Pictures do not belong in your copy. Repeat all the other data exactly.

## Given records
────────────────

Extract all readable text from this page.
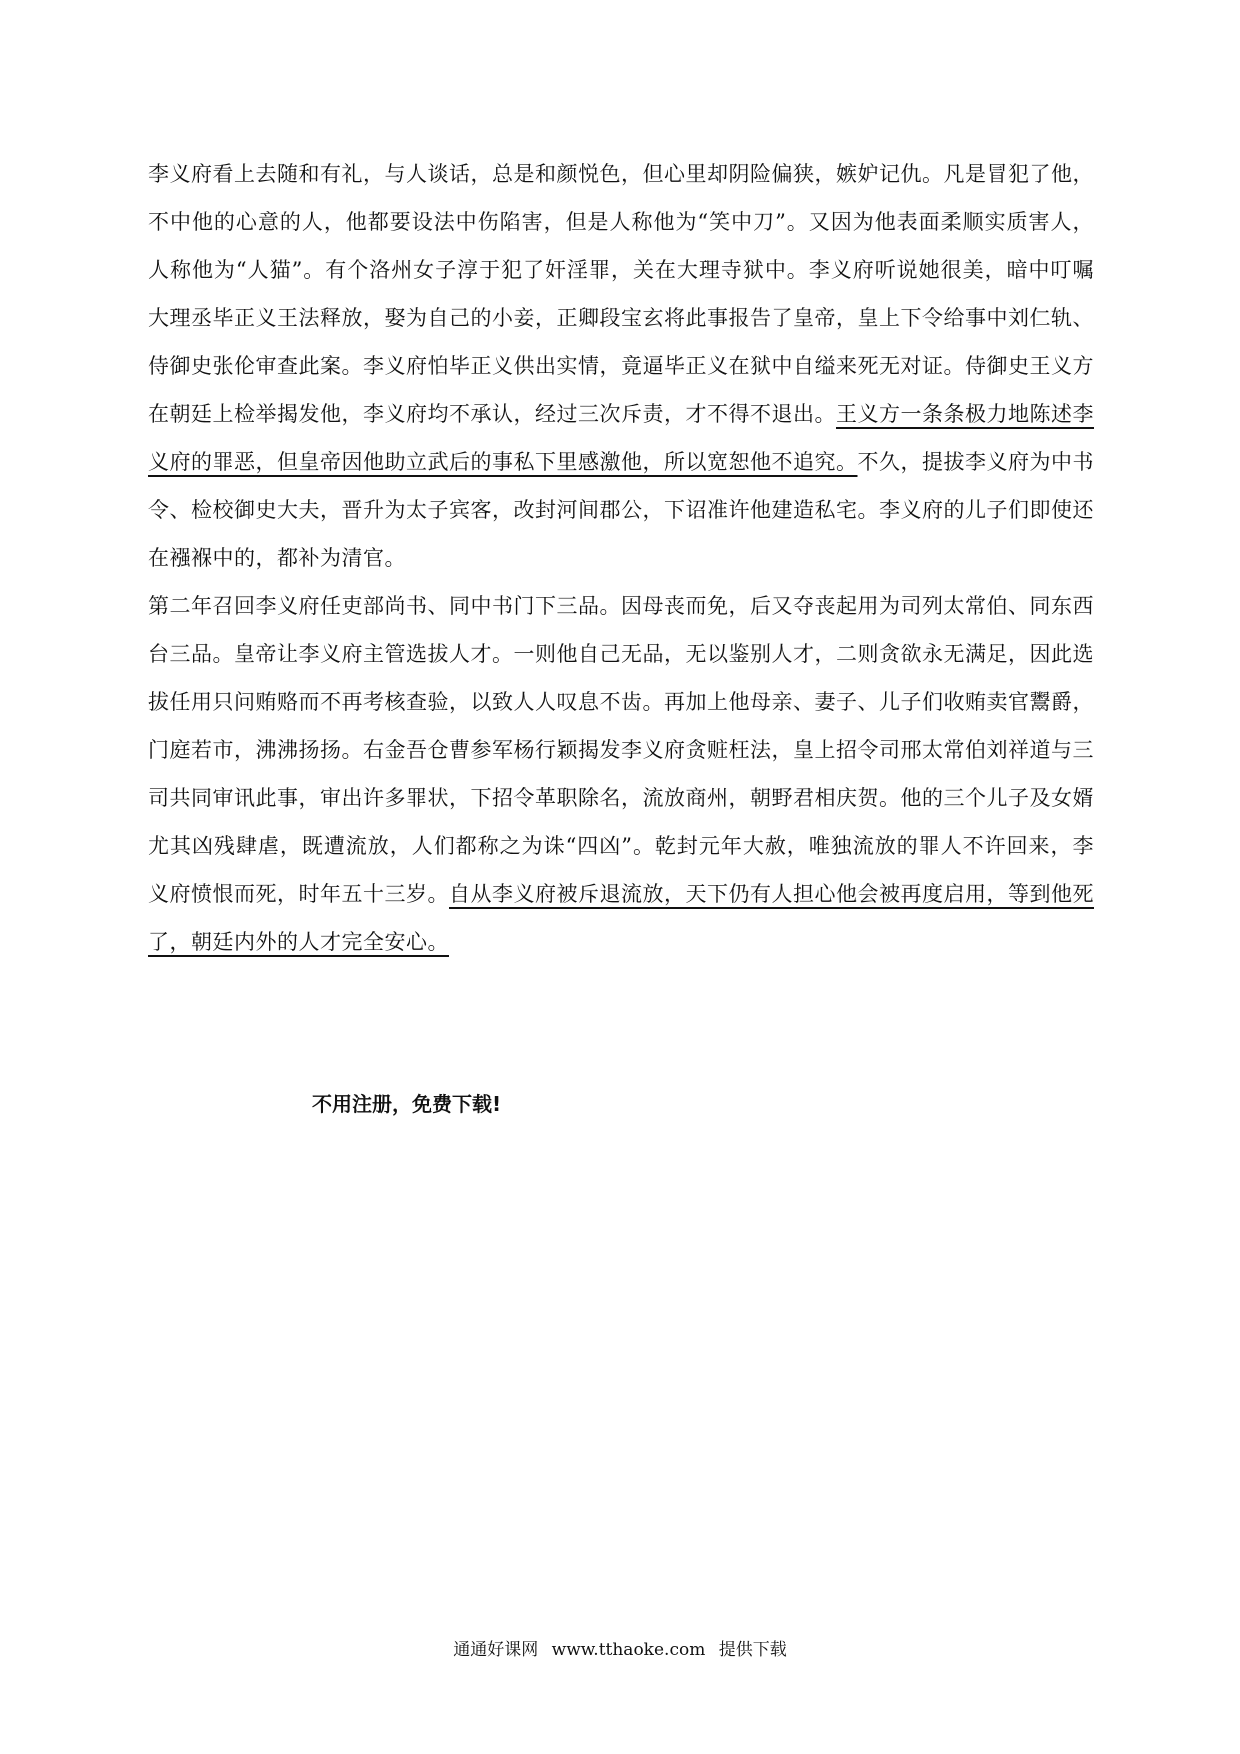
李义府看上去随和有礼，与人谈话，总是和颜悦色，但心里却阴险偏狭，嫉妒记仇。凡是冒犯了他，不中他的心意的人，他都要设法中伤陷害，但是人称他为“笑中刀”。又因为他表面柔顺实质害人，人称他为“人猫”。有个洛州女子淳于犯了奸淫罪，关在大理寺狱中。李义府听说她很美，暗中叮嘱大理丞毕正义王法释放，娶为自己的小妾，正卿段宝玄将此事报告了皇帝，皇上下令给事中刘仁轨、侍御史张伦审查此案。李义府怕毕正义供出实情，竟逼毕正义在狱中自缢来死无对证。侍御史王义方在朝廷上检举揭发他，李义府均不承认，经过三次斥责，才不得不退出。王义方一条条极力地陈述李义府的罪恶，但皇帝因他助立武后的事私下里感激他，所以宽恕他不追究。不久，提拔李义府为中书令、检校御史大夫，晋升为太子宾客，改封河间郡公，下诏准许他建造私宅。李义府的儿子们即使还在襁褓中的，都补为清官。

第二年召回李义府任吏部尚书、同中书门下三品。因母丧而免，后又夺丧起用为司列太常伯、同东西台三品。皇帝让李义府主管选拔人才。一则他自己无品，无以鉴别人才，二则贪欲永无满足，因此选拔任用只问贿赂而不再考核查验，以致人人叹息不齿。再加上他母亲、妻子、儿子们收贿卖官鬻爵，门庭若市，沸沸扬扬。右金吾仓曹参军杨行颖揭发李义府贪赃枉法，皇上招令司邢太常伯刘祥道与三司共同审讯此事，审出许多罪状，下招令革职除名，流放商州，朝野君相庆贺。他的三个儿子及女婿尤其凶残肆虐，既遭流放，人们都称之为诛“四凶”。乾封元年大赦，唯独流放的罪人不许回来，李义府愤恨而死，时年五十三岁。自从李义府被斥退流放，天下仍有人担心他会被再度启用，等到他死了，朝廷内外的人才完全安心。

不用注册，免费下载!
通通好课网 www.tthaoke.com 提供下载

────────────────

## Response to the exercise
Extract all readable text from this page.
李义府看上去随和有礼，与人谈话，总是和颜悦色，但心里却阴险偏狭，嫉妒记仇。凡是冒犯了他，不中他的心意的人，他都要设法中伤陷害，但是人称他为“笑中刀”。又因为他表面柔顺实质害人，人称他为“人猫”。有个洛州女子淳于犯了奸淫罪，关在大理寺狱中。李义府听说她很美，暗中叮嘱大理丞毕正义王法释放，娶为自己的小妾，正卿段宝玄将此事报告了皇帝，皇上下令给事中刘仁轨、侍御史张伦审查此案。李义府怕毕正义供出实情，竟逼毕正义在狱中自缢来死无对证。侍御史王义方在朝廷上检举揭发他，李义府均不承认，经过三次斥责，才不得不退出。王义方一条条极力地陈述李义府的罪恶，但皇帝因他助立武后的事私下里感激他，所以宽恕他不追究。不久，提拔李义府为中书令、检校御史大夫，晋升为太子宾客，改封河间郡公，下诏准许他建造私宅。李义府的儿子们即使还在襁褓中的，都补为清官。

第二年召回李义府任吏部尚书、同中书门下三品。因母丧而免，后又夺丧起用为司列太常伯、同东西台三品。皇帝让李义府主管选拔人才。一则他自己无品，无以鉴别人才，二则贪欲永无满足，因此选拔任用只问贿赂而不再考核查验，以致人人叹息不齿。再加上他母亲、妻子、儿子们收贿卖官鬻爵，门庭若市，沸沸扬扬。右金吾仓曹参军杨行颖揭发李义府贪赃枉法，皇上招令司邢太常伯刘祥道与三司共同审讯此事，审出许多罪状，下招令革职除名，流放商州，朝野君相庆贺。他的三个儿子及女婿尤其凶残肆虐，既遭流放，人们都称之为诛“四凶”。乾封元年大赦，唯独流放的罪人不许回来，李义府愤恨而死，时年五十三岁。自从李义府被斥退流放，天下仍有人担心他会被再度启用，等到他死了，朝廷内外的人才完全安心。

不用注册，免费下载!
通通好课网 www.tthaoke.com 提供下载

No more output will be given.